# ФРАГМЕНТ ТЕКСТА
-----
Читаем Книжный шкаф Кирилла Кобрина полностью

Ллойд Спенсер (текст), Анджей Краузе (иллюстрации). Гегель для начинающих / Пер. с англ. Л. В. Харламова; Худож. обл. М. В. Драко. Ростов н/Д: Феникс, 1998. 176 с.

Ура! Наконец-то наступил апофеоз «фельетонной эпохи», предсказанной Гессе. Нам предлагают, по весьма сходной цене и во вполне разумных размерах, философию – Гегеля, Ницше, Макиавелли, Юнга и т. д. Теперь не нужно, захлебываясь зевотой от скуки, штудировать толстенные тома, все эти непереваримые «Критики чистого разума» и «Происхождения трагедии из духа музыки»; теперь есть чудные тонкие брошюрки-комиксы, где наглядно и доступно для разумения менеджера по рекламе мебельного салона графически представлено абсолютно все: «философия религии» в виде оплывшей свечечки на ножках, поджигающей саму себя, «диалектика» в виде ракушки и/или звездочек и метеоритов, «веселая наука» в образе карикатурного Ницше, босоногого, задрапированного в женские тряпки, во фригийском колпаке, на фоне восходящего солнца, сеющего свои книги… Умри, Остап, лучше не нарисуешь!

Во-первых, я не совсем понимаю, кому адресованы эти книжки. «Широкому кругу читателей», как написано в аннотации? Какому? Читателю Марининой или читателю Акунина? Первому эти комиксные ницше с гегелем нужны не больше, чем полновесные и многотомные. Вторые, если надо, осилят и нормальную книгу, хотя бы статью в философской энциклопедии. Так кому же? Есть у меня вариант ответа: бывшим преподавателям марксистско-ленинского любомудрия, срочно брошенным на преподавание загадочных «культурологий», «историй политических учений», «историй философий». Не читать же, в конце концов, на пятом десятке всю эту гиль! А здесь все так компактно и удобно укладывается в надлежащие ящички: «Через три месяца после смерти брата (Гегеля. – К. К.) Христина отправилась на прогулку и утопилась», «гегелевская трактовка религии близко соотносится с историей искусств и историей философии», «констатация Фукуямой мирового триумфа либерального свободного предпринимательства кажется излишне оптимистическим оправданием американского империализма». Впрочем, «гегельянский комикс» еще «ничего» (не считая чудовищных ошибок переводчика, назвавшего Вальтера Беньямина «Бенжамином», а Ричарда Рорти – «Роти». Интересно, куда смотрел «научный редактор д. ф. н. В. И. Курбатов»?); «ницшеанский» – гораздо хуже. Идиотские таблицы, перекочевавшие из «прогрессивных» учебников по передовым методам преподавания истории («В 1878 г. Бисмарк 1. Организовал Берлинский конгресс. 2. Издал антисоциалистические законы», реплики, похожие на титры немого кино («После его назначения штатным ординарным профессором Фриц пришел к необычному решению!»), «шуточные» переделки известных картин (в духе журнала «Наука и жизнь» 70-х гг. или книг вроде «Физики шутят») – все это делает «Ницше для начинающих» самым омерзительным образчиком из всей этой весьма сомнительной серии. Закончу выпиской из аннотации к этой же книге: «Знаменитый ницшевский „союз троих“, его теория о сверхчеловеке, об Антихристе и нигилисте, о Заратустре, а также посмертное тенденциозное использование идей Ницше нацистами делают чтение захватывающим». И кожа малыша станет мягкой и нежной! Ведь вы этого достойны!
-----
# ЗАПИСИ С ДАННЫМИ
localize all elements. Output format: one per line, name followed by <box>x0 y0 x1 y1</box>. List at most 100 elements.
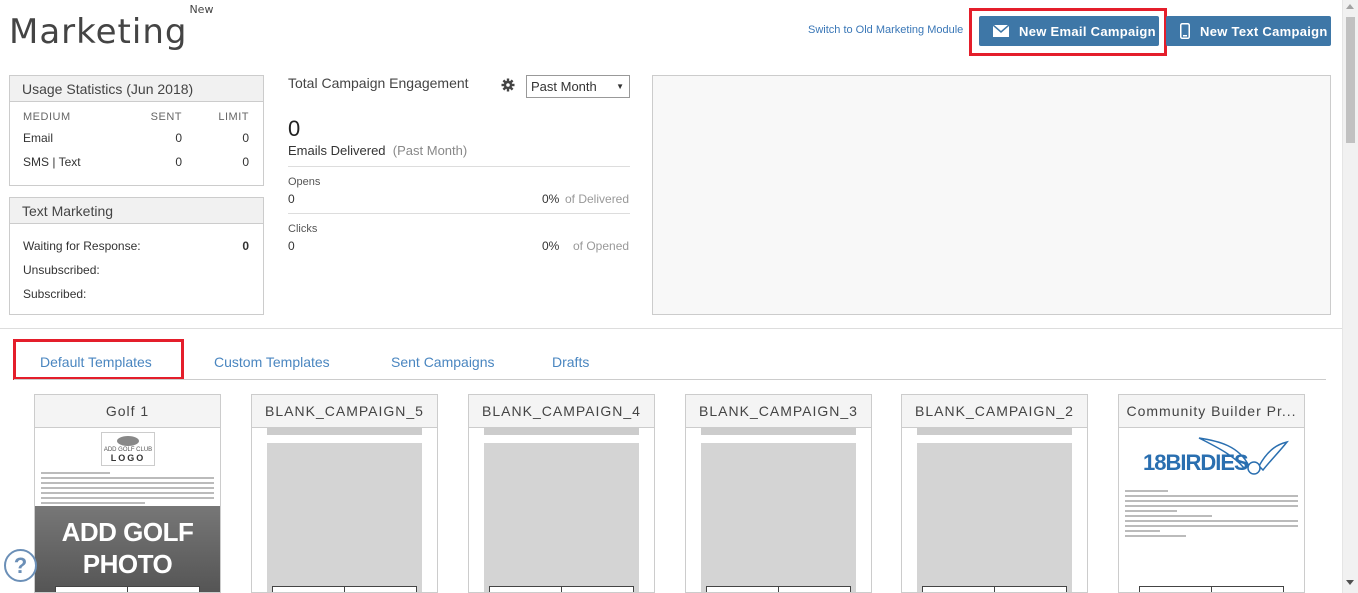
unsubscribed-row: Unsubscribed: <box>10 258 263 282</box>
new-text-campaign-button[interactable]: New Text Campaign <box>1166 16 1331 46</box>
template-actions[interactable] <box>489 586 634 592</box>
tab-underline <box>14 379 1326 380</box>
clicks-value: 0 <box>288 239 295 253</box>
template-name: Golf 1 <box>35 395 220 428</box>
waiting-label: Waiting for Response: <box>23 239 141 253</box>
blank-header-bar <box>701 428 856 435</box>
clicks-pct: 0% <box>542 239 560 253</box>
opens-pct: 0% <box>542 192 560 206</box>
preview-text-lines <box>41 472 214 507</box>
new-badge: New <box>189 2 214 16</box>
usage-table-header: MEDIUM SENT LIMIT <box>10 108 263 126</box>
col-medium: MEDIUM <box>23 111 71 123</box>
page-title: MarketingNew <box>9 3 213 52</box>
template-card-blank-5[interactable]: BLANK_CAMPAIGN_5 <box>251 394 438 593</box>
template-card-golf-1[interactable]: Golf 1 ADD GOLF CLUB LOGO ADD GOLF PHOTO <box>34 394 221 593</box>
blank-header-bar <box>917 428 1072 435</box>
blank-header-bar <box>267 428 422 435</box>
period-select[interactable]: Past Month ▼ <box>526 75 630 98</box>
waiting-value: 0 <box>242 239 249 253</box>
text-marketing-title: Text Marketing <box>10 198 263 224</box>
template-name: BLANK_CAMPAIGN_2 <box>902 395 1087 428</box>
table-row: SMS | Text 0 0 <box>10 150 263 174</box>
scroll-down-icon[interactable] <box>1346 580 1354 585</box>
blank-preview <box>917 443 1072 592</box>
template-card-community-builder[interactable]: Community Builder Pr... 18BIRDIES <box>1118 394 1305 593</box>
new-email-campaign-label: New Email Campaign <box>1019 23 1156 39</box>
blank-preview <box>484 443 639 592</box>
delivered-period: (Past Month) <box>392 143 468 158</box>
birdies-logo: 18BIRDIES <box>1143 450 1249 475</box>
preview-text-lines <box>1125 490 1298 540</box>
blank-preview <box>701 443 856 592</box>
tab-default-templates[interactable]: Default Templates <box>40 354 152 370</box>
golf-photo-placeholder: ADD GOLF PHOTO <box>35 506 220 592</box>
period-select-value: Past Month <box>531 79 597 94</box>
opens-of: of Delivered <box>565 192 630 206</box>
subscribed-label: Subscribed: <box>23 287 87 301</box>
help-button[interactable]: ? <box>4 549 37 582</box>
blank-gap <box>484 435 639 441</box>
template-actions[interactable] <box>922 586 1067 592</box>
waiting-row: Waiting for Response: 0 <box>10 234 263 258</box>
usage-statistics-panel: Usage Statistics (Jun 2018) MEDIUM SENT … <box>9 75 264 186</box>
tab-sent-campaigns[interactable]: Sent Campaigns <box>391 354 495 370</box>
subscribed-row: Subscribed: <box>10 282 263 306</box>
text-marketing-panel: Text Marketing Waiting for Response: 0 U… <box>9 197 264 315</box>
template-actions[interactable] <box>1139 586 1284 592</box>
unsubscribed-label: Unsubscribed: <box>23 263 100 277</box>
template-name: BLANK_CAMPAIGN_5 <box>252 395 437 428</box>
envelope-icon <box>993 25 1009 37</box>
blank-preview <box>267 443 422 592</box>
delivered-count: 0 <box>288 116 301 141</box>
engagement-title: Total Campaign Engagement <box>288 75 469 91</box>
tab-drafts[interactable]: Drafts <box>552 354 589 370</box>
blank-header-bar <box>484 428 639 435</box>
divider <box>288 166 630 167</box>
template-actions[interactable] <box>272 586 417 592</box>
opens-value: 0 <box>288 192 295 206</box>
sent-cell: 0 <box>175 155 182 169</box>
template-name: Community Builder Pr... <box>1119 395 1304 428</box>
gear-icon[interactable] <box>501 78 515 92</box>
engagement-chart-area <box>652 75 1331 315</box>
delivered-label: Emails Delivered <box>288 143 386 158</box>
template-actions[interactable] <box>55 586 200 592</box>
limit-cell: 0 <box>242 131 249 145</box>
logo-oval-icon <box>117 436 139 446</box>
clicks-label: Clicks <box>288 223 318 235</box>
template-card-blank-2[interactable]: BLANK_CAMPAIGN_2 <box>901 394 1088 593</box>
template-actions[interactable] <box>706 586 851 592</box>
template-name: BLANK_CAMPAIGN_3 <box>686 395 871 428</box>
usage-table: MEDIUM SENT LIMIT Email 0 0 SMS | Text 0… <box>10 108 263 174</box>
new-email-campaign-button[interactable]: New Email Campaign <box>979 16 1159 46</box>
template-card-blank-4[interactable]: BLANK_CAMPAIGN_4 <box>468 394 655 593</box>
scroll-thumb[interactable] <box>1346 17 1355 143</box>
scroll-up-icon[interactable] <box>1346 4 1354 9</box>
col-sent: SENT <box>150 111 182 123</box>
page-scrollbar[interactable] <box>1342 0 1358 593</box>
template-card-blank-3[interactable]: BLANK_CAMPAIGN_3 <box>685 394 872 593</box>
sent-cell: 0 <box>175 131 182 145</box>
blank-gap <box>917 435 1072 441</box>
club-logo-placeholder: ADD GOLF CLUB LOGO <box>101 432 155 466</box>
medium-cell: Email <box>23 131 54 145</box>
template-name: BLANK_CAMPAIGN_4 <box>469 395 654 428</box>
divider <box>288 213 630 214</box>
logo-line2: LOGO <box>110 453 146 463</box>
delivered-line: Emails Delivered (Past Month) <box>288 143 467 158</box>
tab-custom-templates[interactable]: Custom Templates <box>214 354 330 370</box>
page-title-text: Marketing <box>9 12 188 52</box>
new-text-campaign-label: New Text Campaign <box>1200 23 1328 39</box>
caret-down-icon: ▼ <box>616 82 624 91</box>
medium-cell: SMS | Text <box>23 155 81 169</box>
clicks-of: of Opened <box>573 239 630 253</box>
col-limit: LIMIT <box>218 111 249 123</box>
switch-old-module-link[interactable]: Switch to Old Marketing Module <box>808 24 963 36</box>
usage-statistics-title: Usage Statistics (Jun 2018) <box>10 76 263 102</box>
template-preview: ADD GOLF CLUB LOGO ADD GOLF PHOTO <box>35 428 220 592</box>
mobile-phone-icon <box>1180 23 1190 39</box>
table-row: Email 0 0 <box>10 126 263 150</box>
template-preview: 18BIRDIES <box>1119 428 1304 592</box>
limit-cell: 0 <box>242 155 249 169</box>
-----
# ЗАДАНИЕ
Переведите на английский язык это предложение из рецензии на «Гегеля для начинающих»: «Во-первых, я не совсем понимаю, кому адресованы эти книжки». Эти записи взяты из другого источника.

# РЕЗУЛЬТАТ ВЫПОЛНЕНИЯ
First, I don't quite understand who these books are intended for.